[Data excerpts]
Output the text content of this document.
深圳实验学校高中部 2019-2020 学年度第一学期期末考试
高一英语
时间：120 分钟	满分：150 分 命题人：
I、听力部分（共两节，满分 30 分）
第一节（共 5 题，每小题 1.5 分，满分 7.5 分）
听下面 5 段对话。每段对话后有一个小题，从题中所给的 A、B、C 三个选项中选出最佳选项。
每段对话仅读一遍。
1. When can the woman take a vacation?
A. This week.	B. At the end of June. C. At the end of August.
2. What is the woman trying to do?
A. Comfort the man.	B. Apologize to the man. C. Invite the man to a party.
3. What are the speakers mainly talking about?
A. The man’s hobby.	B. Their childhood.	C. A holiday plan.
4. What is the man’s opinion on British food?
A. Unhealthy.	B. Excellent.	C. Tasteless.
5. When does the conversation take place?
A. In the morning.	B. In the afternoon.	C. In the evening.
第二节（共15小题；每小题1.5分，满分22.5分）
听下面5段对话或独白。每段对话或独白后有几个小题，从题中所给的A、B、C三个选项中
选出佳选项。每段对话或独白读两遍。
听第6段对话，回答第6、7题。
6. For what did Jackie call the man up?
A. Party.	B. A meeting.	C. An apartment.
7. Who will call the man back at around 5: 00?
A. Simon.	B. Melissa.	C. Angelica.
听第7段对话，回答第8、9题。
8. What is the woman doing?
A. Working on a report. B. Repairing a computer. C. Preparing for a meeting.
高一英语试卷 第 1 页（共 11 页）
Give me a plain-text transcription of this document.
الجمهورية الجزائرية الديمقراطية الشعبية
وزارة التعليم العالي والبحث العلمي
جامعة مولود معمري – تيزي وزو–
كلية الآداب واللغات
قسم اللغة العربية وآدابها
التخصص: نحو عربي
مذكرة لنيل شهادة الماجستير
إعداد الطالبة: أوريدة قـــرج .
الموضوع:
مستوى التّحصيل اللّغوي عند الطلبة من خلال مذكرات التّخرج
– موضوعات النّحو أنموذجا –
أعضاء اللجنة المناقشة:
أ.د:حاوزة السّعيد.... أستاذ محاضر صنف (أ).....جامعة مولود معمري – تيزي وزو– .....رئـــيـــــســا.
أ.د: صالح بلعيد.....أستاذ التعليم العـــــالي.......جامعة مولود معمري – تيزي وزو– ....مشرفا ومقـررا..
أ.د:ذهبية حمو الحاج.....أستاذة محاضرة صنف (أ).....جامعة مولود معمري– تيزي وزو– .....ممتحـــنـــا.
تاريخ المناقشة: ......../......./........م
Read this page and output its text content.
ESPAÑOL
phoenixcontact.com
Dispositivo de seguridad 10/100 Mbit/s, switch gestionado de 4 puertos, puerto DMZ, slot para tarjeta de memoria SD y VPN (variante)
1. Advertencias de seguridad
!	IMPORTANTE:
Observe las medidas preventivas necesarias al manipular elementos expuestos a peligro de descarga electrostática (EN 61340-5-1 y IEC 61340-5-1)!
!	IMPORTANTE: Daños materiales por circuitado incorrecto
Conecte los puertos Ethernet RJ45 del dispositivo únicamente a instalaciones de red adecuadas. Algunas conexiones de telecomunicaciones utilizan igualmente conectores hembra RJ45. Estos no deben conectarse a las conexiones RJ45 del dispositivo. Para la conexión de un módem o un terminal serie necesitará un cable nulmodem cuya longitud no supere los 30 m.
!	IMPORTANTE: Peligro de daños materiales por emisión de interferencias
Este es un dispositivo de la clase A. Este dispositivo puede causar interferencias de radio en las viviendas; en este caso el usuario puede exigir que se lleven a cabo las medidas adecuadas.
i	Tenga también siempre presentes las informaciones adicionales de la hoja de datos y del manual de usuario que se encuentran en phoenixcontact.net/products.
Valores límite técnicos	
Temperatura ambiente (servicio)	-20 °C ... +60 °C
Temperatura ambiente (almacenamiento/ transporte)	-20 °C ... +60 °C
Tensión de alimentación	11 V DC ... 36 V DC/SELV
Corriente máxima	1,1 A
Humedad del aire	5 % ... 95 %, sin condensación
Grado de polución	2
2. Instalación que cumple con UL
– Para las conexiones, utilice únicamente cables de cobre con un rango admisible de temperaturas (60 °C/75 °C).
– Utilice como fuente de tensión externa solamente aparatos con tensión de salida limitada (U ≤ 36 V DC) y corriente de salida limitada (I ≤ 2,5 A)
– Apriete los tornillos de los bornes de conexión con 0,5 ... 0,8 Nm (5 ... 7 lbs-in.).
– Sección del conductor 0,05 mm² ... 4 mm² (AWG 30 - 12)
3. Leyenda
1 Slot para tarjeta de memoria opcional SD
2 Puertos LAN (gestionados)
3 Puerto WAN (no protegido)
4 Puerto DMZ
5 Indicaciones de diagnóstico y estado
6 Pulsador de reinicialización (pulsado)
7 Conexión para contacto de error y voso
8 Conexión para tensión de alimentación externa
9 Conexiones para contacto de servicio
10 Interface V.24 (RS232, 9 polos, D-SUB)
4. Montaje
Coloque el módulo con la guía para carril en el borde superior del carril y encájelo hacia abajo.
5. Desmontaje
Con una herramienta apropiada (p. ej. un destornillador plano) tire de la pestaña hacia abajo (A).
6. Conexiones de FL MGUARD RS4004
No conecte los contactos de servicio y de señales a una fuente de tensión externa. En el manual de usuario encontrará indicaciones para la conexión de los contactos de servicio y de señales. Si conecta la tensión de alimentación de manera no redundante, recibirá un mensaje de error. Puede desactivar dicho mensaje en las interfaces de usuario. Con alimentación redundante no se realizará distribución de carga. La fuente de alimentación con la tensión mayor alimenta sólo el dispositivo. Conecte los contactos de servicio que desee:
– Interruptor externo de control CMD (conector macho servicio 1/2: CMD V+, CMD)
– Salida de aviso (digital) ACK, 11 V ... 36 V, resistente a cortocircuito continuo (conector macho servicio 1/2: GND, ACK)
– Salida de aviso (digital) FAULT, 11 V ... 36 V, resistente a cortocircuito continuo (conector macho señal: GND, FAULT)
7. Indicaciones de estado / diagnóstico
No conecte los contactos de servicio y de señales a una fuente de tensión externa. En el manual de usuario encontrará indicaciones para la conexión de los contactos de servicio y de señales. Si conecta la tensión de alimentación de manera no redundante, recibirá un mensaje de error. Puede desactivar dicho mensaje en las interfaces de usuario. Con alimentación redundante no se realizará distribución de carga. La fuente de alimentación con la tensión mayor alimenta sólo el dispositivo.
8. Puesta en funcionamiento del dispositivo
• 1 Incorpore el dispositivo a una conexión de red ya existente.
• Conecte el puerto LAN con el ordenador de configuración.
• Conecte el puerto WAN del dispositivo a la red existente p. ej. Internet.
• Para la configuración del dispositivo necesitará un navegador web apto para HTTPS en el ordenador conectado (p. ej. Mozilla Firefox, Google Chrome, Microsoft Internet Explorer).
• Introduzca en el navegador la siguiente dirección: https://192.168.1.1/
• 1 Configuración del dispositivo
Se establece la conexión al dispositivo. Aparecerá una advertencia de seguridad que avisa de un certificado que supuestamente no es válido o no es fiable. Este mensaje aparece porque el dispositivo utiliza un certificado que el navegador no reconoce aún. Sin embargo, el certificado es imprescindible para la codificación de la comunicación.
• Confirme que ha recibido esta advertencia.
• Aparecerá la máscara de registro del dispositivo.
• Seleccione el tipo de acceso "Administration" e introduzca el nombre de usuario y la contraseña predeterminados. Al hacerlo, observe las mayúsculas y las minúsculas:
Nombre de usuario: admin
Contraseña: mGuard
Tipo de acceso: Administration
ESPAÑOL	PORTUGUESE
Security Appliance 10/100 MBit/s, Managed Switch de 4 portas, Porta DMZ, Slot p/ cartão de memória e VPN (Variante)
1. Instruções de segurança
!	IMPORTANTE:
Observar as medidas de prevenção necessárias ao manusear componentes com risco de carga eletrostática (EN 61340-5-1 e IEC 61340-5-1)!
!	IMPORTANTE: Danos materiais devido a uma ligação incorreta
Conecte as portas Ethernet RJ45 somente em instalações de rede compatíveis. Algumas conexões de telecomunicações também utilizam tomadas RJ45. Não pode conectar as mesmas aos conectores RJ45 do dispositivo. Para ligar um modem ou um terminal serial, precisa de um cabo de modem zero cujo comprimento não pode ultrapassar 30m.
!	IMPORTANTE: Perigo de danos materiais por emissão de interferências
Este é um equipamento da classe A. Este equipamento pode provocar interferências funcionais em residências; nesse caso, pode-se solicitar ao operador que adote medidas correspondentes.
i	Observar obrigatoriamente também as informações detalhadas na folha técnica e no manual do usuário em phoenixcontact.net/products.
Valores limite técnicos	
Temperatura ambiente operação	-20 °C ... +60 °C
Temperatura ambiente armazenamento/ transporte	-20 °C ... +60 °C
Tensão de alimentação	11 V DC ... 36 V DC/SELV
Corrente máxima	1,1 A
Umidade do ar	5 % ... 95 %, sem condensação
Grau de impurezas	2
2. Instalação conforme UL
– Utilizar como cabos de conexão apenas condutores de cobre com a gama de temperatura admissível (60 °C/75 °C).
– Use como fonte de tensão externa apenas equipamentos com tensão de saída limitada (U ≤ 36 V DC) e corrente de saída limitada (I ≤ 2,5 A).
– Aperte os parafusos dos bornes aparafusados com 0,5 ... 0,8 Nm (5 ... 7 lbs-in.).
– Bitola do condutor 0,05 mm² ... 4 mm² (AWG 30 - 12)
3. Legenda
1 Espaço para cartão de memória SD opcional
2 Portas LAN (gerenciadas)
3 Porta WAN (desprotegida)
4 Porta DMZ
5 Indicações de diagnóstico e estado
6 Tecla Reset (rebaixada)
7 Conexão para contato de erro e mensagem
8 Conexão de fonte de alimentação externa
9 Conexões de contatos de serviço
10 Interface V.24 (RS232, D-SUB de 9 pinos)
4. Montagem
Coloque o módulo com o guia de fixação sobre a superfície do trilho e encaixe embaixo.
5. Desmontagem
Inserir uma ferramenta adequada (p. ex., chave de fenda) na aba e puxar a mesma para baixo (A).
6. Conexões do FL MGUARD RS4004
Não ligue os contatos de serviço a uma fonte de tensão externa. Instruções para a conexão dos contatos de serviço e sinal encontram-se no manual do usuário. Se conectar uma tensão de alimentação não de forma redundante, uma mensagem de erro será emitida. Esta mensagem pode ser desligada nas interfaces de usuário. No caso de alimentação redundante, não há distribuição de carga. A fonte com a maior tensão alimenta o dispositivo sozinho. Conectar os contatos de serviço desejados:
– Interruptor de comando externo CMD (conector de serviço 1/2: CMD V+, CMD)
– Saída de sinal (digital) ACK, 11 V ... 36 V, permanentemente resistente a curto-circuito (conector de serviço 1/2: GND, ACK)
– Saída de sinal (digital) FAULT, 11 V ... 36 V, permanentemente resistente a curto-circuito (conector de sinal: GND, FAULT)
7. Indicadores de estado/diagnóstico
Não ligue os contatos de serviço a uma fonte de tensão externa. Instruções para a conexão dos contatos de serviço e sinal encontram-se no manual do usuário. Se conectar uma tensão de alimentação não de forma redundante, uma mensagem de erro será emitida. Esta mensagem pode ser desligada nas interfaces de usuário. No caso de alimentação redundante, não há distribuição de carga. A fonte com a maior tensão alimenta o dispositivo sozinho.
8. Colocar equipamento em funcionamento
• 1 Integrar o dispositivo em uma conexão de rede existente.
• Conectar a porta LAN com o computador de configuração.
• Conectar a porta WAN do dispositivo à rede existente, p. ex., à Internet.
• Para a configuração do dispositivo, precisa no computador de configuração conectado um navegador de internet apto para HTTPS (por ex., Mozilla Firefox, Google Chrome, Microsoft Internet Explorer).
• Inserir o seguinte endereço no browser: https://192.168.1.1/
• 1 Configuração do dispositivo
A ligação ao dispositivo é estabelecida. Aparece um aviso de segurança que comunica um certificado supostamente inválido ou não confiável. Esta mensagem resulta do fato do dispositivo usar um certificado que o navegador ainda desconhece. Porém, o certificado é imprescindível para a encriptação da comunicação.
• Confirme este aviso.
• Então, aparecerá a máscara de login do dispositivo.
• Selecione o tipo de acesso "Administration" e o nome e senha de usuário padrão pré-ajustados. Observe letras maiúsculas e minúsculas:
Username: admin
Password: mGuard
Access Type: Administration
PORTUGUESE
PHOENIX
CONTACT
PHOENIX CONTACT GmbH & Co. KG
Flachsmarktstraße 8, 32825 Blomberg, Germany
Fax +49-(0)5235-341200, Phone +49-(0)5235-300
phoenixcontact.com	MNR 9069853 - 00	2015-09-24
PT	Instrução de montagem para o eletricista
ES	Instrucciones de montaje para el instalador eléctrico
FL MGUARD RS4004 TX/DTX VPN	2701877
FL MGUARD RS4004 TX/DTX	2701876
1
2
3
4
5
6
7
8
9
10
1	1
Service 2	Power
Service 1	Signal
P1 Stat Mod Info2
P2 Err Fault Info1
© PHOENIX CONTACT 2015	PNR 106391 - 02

## Direction
Consider the entries above and return each line with the string "máxima".

## Exercise answer
Corriente máxima	1,1 A
Corrente máxima	1,1 A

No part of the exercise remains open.